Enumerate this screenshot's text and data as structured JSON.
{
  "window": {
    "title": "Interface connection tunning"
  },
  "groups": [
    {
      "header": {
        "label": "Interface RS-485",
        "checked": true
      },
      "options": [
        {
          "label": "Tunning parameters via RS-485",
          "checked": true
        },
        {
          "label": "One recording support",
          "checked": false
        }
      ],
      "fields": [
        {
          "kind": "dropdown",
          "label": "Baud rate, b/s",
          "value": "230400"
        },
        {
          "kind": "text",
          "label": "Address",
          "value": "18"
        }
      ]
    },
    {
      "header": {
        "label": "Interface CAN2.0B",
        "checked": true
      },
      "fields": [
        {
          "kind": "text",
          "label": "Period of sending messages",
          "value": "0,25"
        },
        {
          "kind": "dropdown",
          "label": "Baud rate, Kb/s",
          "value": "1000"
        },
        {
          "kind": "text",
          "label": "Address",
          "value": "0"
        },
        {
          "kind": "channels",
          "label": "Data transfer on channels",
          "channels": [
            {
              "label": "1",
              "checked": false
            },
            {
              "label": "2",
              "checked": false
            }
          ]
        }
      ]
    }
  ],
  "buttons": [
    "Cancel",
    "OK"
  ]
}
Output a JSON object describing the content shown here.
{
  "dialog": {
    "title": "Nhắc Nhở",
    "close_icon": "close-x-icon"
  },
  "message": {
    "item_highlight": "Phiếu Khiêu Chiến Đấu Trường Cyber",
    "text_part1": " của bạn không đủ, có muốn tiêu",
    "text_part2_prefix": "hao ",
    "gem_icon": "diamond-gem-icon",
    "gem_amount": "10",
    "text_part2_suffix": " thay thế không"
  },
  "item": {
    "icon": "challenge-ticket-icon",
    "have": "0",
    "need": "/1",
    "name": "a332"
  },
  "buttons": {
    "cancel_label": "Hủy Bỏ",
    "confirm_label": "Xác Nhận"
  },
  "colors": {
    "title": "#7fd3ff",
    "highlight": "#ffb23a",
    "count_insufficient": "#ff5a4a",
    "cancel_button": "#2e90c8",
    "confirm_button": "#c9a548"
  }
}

+--

CHALLENGE: Which lines hold the string "Baud"? List them all.

ANSWER TO THIS EXERCISE:
          "label": "Baud rate, b/s",
          "label": "Baud rate, Kb/s",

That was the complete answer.